CONSIGNE A >>
D'après l'extrait, quels sont les deux ouvrages en cours de traduction ?

EXTRAIT >>
──────────

Traduire fait partie de ma routine quotidienne. Cela signifie plusieurs choses : certes depuis le début de la guerre il n’y a plus de commandes – en dehors de ce qui est purement journalistique, s’entend – et toute la branche de l’édition et du livre est au point mort. (Cela ne vaut pas pour les librairies ni pour les publications sur le net !). Mais le fait de traduire tous les jours me donne un cadre et puis me permet une diversion qui n’est ni du refoulement ni du déni. Troisièmement – et pour moi le plus important– c’est une attitude consciente qui ne signifie pas tant la culture contre la guerre ou la culture malgré la guerre que cette résolution : autant que faire se peut, je ne me laisserai pas voler l’ensemble de la continuité et de la normalité de la vie par cette guerre. Pas une évasion mais pas un Kulturkampf non plus - de combat culturel - au sens ordinaire mais une ténacité stoïque quant à la part de continuité qui demeure. En ce moment je traduis deux ouvrages magnifiques : l’Enfance Berlinoise vers 1900 de Benjamin et l’Hyperion de Hölderlin. Des traductions auxquelles j’aspirais depuis longtemps et donc rien d’un programme contre la guerre ou d’un message. Bien qu’à y regarder de plus près, je ne vois que très peu de choses à présent qui soient sans rapport avec la guerre en tant que phénomène humain…
Quant à écrire, c’est tout à fait différent. En ce moment j’écris beaucoup plus que d’habitude mais il ne s’agit que de répondre aux demandes urgentes de journaux et autres revues ou anthologies ou bien de rédiger des discours pour des réunions et manifestations culturelles. Sans compter d’innombrables interviews. Comme celui-ci. Cela demande énormément de temps et d’énergie mais j’estime qu’il faut le faire et je ne refuse jamais. Certaines choses prennent beaucoup de retard. Mais c’est mon front à moi : puisque je ne me bats pas les armes à la main, je considère ces écrits comme mon devoir de citoyen vis-à-vis de mes concitoyens qui se battent mais aussi vis-à-vis des personnes qui me font ces demandes. Quant à écrire de ma propre impulsion ? Ce n’est pas le moment. Je préfère ne pas.
La ville de Lviv a incroyablement changé, et cela dans presque tous les domaines. Mais même dans la ville, dans son aspect urbanistique, on observe un mélange étonnant de nouveauté et de continuité, de routines ordinaires anciennes et de césures stupéfiantes. Ce qu’on remarquait avant tout, aux premiers jours de la guerre, c’étaient les foules invraisemblables, les nouveaux venus - des gens de toutes sortes, soit extrêmement aisés et d’une élégance soignée soit d’une évidente pauvreté, il y avait des jeunes et des vieux, et d’innombrables enfants de tous les âges. Sur les routes avec des voitures de qualité diverse, à pied avec leur bagage à la main et des couvertures, portant des animaux domestiques dans leurs bras ou les tenant en laisse (combien chiens de combien de races !). Un trait les unissait : leurs visages étaient tous empreints d’une grande inquiétude, d’une grande peur. Ils occupaient toutes sortes de logements et d’hébergements : des hôtels les plus luxueux aux appartements privés. Le parvis de la gare s’est retrouvé d’un coup bloqué par les voitures laissées par tous les gens qui venaient prendre le train vers l’Ouest et abandonnaient ainsi leur véhicule à leur triste sort. La municipalité s’est chargée de les enlever. Mais il y avait les gens, surtout. La place de la gare, son bâtiment, toutes les salles, tous les espaces de la gare ainsi que les rues adjacentes étaient submergés par des gens qui arrivaient sous la neige, dans le froid, et attendaient avec patience les trains d’évacuation. Des check-points furent installés sur presque tous les grands axes. Des milliers de gens en uniforme et en armes, tel était le spectacle dominant dans la ville. Devant les commissariats et les lieux de don du sang il se formait des queues sur des kilomètres. Mais c’est surtout le week-end qu’on prenait la mesure de la masse des nouveaux arrivants, lorsque les familles venaient se promener au centre de la ville. Les restaurants et les cafés mais aussi les musées, les instituts, les théâtres et les bibliothèques se sont rapidement adaptés : proposant des repas et des nuitées gratuites aux milliers de volontaires mobilisés.

──────────

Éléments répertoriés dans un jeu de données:

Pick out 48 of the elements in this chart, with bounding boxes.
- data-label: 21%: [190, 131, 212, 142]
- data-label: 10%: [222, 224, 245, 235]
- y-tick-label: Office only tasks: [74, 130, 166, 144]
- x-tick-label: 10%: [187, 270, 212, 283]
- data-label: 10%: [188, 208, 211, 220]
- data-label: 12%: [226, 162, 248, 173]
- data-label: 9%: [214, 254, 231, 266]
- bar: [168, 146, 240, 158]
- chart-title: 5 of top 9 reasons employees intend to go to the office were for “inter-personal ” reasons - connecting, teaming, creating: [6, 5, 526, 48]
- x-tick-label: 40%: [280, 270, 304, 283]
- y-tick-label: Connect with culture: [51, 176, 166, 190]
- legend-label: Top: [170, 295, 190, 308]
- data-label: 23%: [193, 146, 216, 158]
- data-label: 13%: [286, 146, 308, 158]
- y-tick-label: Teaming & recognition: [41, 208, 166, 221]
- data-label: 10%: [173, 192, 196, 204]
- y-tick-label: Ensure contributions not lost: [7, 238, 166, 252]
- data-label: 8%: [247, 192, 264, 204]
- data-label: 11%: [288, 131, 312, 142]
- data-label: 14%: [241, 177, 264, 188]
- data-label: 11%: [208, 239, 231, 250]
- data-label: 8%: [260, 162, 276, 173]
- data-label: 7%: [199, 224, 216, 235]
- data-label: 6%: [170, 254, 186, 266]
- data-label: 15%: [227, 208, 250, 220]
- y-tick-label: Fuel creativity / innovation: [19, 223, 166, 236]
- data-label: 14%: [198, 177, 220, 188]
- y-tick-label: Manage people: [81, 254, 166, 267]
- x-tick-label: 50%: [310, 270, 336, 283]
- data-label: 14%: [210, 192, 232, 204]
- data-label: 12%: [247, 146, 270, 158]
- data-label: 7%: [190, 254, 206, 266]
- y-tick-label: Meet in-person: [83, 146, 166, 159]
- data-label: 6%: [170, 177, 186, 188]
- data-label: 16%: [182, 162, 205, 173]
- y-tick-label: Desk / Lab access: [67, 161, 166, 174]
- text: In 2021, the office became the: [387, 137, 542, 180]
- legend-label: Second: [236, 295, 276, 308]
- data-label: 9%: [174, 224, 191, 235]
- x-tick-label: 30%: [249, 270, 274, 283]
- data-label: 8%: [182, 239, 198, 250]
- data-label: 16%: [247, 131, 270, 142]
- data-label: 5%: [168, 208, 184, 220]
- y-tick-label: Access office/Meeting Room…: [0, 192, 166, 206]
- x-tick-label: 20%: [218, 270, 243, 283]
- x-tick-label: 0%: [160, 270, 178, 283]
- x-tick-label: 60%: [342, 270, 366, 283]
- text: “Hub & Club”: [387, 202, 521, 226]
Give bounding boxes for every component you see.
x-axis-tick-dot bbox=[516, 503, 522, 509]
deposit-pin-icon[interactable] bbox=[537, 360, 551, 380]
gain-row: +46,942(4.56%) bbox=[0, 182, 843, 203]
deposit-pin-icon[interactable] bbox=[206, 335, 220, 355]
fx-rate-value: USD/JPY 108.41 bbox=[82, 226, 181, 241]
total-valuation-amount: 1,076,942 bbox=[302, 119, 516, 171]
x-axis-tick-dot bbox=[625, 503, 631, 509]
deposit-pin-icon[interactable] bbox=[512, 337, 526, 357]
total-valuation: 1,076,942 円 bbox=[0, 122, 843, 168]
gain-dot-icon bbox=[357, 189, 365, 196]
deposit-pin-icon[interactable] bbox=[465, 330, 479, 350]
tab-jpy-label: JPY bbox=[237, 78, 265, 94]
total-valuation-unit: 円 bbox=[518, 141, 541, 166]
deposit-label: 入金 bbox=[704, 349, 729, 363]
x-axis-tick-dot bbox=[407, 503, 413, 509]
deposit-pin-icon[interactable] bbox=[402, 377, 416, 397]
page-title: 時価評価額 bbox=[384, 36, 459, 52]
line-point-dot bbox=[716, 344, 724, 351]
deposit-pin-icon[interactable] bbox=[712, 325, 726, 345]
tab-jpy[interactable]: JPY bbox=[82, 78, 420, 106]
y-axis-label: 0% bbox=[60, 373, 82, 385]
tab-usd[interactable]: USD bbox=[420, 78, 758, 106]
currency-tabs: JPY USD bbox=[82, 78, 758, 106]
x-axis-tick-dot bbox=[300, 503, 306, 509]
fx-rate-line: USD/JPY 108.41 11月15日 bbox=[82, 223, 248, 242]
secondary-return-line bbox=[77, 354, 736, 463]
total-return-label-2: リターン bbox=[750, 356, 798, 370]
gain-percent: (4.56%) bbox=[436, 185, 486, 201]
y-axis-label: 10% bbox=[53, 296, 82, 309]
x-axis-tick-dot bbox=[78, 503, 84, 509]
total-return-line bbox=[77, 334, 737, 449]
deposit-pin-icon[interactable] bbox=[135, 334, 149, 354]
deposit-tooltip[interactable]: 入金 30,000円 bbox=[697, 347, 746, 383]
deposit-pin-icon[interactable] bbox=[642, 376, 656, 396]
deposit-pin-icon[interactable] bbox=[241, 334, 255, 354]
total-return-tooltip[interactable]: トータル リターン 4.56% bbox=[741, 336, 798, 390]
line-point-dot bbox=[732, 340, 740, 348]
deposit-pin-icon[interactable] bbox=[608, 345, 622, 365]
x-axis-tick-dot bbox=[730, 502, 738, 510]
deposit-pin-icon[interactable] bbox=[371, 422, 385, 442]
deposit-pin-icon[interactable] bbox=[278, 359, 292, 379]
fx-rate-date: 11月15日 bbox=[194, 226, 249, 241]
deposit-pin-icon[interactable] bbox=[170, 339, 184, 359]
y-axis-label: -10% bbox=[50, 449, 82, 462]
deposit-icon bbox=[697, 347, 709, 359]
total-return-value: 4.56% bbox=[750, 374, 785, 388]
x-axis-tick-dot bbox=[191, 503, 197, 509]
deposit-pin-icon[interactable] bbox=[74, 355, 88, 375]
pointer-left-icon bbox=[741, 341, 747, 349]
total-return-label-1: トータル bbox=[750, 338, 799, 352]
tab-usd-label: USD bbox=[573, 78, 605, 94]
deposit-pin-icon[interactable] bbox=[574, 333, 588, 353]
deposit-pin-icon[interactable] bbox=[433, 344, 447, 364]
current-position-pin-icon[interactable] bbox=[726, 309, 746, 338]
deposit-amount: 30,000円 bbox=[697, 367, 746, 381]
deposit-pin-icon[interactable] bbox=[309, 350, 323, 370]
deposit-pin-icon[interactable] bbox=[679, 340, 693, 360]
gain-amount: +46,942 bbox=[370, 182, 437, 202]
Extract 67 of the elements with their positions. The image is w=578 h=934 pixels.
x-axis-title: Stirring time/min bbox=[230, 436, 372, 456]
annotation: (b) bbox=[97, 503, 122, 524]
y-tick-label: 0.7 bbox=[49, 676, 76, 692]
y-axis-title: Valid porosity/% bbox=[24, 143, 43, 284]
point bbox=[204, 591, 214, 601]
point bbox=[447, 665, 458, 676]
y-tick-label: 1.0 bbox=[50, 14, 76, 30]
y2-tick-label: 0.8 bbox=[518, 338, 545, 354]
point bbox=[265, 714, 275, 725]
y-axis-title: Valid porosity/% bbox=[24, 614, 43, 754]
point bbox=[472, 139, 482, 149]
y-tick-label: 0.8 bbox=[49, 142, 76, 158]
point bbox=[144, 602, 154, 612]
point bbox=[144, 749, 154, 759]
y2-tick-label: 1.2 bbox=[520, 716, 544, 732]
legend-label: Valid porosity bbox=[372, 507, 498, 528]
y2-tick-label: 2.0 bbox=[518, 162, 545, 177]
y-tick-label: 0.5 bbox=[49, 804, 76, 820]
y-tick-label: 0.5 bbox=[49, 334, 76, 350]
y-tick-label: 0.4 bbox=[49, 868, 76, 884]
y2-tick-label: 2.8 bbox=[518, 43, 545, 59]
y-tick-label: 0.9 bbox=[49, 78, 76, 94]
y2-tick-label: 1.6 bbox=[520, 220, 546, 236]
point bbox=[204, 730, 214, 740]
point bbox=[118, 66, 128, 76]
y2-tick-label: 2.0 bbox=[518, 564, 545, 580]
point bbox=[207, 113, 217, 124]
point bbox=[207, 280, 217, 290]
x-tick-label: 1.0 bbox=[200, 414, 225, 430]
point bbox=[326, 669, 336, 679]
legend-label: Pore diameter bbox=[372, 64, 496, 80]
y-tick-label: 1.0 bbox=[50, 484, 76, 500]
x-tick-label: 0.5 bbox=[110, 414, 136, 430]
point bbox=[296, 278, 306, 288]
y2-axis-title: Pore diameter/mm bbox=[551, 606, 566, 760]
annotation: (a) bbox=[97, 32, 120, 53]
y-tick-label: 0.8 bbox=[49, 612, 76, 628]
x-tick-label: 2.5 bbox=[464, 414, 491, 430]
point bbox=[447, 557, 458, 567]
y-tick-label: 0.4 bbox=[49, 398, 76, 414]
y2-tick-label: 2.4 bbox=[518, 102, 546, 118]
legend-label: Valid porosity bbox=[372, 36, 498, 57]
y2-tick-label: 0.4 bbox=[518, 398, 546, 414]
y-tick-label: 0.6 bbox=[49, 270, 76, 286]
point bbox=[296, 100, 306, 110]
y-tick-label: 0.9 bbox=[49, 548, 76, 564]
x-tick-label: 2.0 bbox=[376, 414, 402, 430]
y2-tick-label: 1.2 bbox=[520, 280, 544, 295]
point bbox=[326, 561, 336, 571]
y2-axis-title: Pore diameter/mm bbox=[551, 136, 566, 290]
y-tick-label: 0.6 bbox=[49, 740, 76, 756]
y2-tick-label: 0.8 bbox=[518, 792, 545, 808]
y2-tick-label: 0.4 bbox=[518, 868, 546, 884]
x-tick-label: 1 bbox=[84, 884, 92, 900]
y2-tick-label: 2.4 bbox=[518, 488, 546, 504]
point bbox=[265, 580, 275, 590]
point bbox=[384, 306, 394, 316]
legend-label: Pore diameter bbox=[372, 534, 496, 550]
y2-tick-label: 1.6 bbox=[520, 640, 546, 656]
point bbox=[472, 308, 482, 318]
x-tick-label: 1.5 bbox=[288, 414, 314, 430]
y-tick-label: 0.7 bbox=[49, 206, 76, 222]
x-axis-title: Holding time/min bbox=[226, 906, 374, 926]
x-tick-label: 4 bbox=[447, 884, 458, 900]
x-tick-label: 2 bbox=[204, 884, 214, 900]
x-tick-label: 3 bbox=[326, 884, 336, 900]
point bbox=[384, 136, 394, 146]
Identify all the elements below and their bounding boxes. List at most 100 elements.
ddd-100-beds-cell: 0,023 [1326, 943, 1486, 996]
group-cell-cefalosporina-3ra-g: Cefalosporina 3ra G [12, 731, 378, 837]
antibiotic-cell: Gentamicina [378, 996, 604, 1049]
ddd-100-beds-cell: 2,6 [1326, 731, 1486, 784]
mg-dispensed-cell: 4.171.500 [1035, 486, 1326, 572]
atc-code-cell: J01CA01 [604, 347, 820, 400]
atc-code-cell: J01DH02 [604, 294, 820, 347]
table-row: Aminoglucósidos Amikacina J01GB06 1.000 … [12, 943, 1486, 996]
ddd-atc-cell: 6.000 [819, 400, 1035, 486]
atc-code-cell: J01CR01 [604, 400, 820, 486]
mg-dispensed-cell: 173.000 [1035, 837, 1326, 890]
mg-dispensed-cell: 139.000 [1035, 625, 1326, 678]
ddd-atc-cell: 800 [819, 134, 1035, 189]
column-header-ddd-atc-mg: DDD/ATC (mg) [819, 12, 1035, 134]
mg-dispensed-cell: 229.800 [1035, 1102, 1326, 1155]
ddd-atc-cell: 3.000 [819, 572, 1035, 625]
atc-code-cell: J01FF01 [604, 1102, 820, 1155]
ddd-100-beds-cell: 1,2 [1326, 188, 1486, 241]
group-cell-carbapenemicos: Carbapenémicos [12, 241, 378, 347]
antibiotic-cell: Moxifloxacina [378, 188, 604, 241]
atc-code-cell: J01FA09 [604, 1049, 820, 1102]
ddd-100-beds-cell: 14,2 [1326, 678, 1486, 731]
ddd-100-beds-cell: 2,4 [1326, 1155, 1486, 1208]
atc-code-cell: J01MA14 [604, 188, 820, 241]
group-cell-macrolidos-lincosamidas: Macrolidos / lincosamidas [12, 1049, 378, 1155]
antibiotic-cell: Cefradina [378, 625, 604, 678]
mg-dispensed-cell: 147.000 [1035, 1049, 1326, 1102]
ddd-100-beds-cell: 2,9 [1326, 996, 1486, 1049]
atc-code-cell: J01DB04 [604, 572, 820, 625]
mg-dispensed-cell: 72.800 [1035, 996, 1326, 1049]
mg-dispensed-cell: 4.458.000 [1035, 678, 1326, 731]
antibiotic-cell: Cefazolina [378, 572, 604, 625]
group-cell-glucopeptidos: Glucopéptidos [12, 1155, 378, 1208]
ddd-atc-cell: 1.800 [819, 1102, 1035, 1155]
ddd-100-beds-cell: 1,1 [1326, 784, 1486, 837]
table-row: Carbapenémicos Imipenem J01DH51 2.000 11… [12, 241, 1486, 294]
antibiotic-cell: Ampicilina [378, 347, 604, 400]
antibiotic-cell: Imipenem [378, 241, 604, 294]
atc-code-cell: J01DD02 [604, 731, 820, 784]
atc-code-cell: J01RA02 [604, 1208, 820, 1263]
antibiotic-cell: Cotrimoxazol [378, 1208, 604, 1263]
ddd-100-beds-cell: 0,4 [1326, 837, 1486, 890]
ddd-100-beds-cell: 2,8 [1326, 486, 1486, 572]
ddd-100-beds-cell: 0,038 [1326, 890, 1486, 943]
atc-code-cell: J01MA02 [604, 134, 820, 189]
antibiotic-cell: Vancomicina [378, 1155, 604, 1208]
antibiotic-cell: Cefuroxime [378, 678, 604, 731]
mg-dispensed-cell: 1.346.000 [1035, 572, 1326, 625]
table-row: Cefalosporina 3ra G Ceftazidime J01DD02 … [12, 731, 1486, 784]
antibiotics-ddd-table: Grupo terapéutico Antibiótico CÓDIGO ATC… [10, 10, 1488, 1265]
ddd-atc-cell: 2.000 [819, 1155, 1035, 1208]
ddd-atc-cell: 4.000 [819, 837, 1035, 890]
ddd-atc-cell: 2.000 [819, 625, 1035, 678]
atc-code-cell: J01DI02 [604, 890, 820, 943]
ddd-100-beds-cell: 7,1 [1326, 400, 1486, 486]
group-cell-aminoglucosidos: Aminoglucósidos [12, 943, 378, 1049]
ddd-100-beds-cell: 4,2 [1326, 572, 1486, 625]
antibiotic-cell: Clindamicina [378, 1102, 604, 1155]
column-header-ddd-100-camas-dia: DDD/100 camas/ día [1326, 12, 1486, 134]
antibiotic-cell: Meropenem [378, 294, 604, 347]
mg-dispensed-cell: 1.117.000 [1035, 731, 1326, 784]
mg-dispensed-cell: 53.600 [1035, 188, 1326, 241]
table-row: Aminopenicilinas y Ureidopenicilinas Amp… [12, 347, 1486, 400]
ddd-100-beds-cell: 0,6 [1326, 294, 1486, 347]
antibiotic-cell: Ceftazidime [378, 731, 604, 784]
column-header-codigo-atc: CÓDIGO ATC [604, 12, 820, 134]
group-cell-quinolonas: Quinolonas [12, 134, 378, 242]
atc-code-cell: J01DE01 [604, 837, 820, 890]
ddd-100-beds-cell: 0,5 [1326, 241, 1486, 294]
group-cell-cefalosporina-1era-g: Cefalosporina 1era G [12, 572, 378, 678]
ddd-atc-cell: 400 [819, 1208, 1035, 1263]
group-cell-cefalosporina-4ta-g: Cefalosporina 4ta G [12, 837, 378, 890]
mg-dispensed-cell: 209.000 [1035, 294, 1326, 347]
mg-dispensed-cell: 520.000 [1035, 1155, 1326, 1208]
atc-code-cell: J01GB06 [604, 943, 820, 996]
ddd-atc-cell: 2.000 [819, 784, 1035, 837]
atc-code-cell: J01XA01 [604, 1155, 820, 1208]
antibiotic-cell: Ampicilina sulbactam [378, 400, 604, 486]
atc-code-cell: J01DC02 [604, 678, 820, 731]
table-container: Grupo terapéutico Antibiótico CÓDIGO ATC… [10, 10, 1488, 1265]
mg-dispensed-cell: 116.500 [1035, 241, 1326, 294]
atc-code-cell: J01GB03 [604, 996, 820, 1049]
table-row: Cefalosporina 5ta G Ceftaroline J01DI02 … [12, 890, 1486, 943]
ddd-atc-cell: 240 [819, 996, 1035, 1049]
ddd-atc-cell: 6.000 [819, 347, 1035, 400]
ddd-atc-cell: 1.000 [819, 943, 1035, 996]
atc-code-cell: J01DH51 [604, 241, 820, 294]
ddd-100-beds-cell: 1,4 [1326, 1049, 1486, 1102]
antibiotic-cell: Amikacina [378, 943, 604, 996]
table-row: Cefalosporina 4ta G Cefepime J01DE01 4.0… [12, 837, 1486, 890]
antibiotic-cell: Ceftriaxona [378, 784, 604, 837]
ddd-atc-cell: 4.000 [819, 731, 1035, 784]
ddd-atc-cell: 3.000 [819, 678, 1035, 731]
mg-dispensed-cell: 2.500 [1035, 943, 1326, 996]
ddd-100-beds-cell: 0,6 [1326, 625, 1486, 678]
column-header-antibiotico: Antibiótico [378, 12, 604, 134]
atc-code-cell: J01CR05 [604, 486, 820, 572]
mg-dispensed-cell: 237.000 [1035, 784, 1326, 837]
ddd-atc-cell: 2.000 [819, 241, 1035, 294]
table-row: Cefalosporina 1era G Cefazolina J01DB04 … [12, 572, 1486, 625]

──────────

CONSIGNE B >>
Reproduisez à l'identique les lignes placées après l'extrait, depuis la toute première jusqu'à celle qui contient "- y-tick-label: Meet", bornes comprises.

RÉSULTAT FINAL A >>
L'Enfance Berlinoise vers 1900 de Benjamin et l'Hyperion de Hölderlin.

RÉSULTAT FINAL B >>
Pick out 48 of the elements in this chart, with bounding boxes.
- data-label: 21%: [190, 131, 212, 142]
- data-label: 10%: [222, 224, 245, 235]
- y-tick-label: Office only tasks: [74, 130, 166, 144]
- x-tick-label: 10%: [187, 270, 212, 283]
- data-label: 10%: [188, 208, 211, 220]
- data-label: 12%: [226, 162, 248, 173]
- data-label: 9%: [214, 254, 231, 266]
- bar: [168, 146, 240, 158]
- chart-title: 5 of top 9 reasons employees intend to go to the office were for “inter-personal ” reasons - connecting, teaming, creating: [6, 5, 526, 48]
- x-tick-label: 40%: [280, 270, 304, 283]
- y-tick-label: Connect with culture: [51, 176, 166, 190]
- legend-label: Top: [170, 295, 190, 308]
- data-label: 23%: [193, 146, 216, 158]
- data-label: 13%: [286, 146, 308, 158]
- y-tick-label: Teaming & recognition: [41, 208, 166, 221]
- data-label: 10%: [173, 192, 196, 204]
- y-tick-label: Ensure contributions not lost: [7, 238, 166, 252]
- data-label: 8%: [247, 192, 264, 204]
- data-label: 11%: [288, 131, 312, 142]
- data-label: 14%: [241, 177, 264, 188]
- data-label: 11%: [208, 239, 231, 250]
- data-label: 8%: [260, 162, 276, 173]
- data-label: 7%: [199, 224, 216, 235]
- data-label: 6%: [170, 254, 186, 266]
- data-label: 15%: [227, 208, 250, 220]
- y-tick-label: Fuel creativity / innovation: [19, 223, 166, 236]
- data-label: 14%: [198, 177, 220, 188]
- y-tick-label: Manage people: [81, 254, 166, 267]
- x-tick-label: 50%: [310, 270, 336, 283]
- data-label: 14%: [210, 192, 232, 204]
- data-label: 12%: [247, 146, 270, 158]
- data-label: 7%: [190, 254, 206, 266]
- y-tick-label: Meet in-person: [83, 146, 166, 159]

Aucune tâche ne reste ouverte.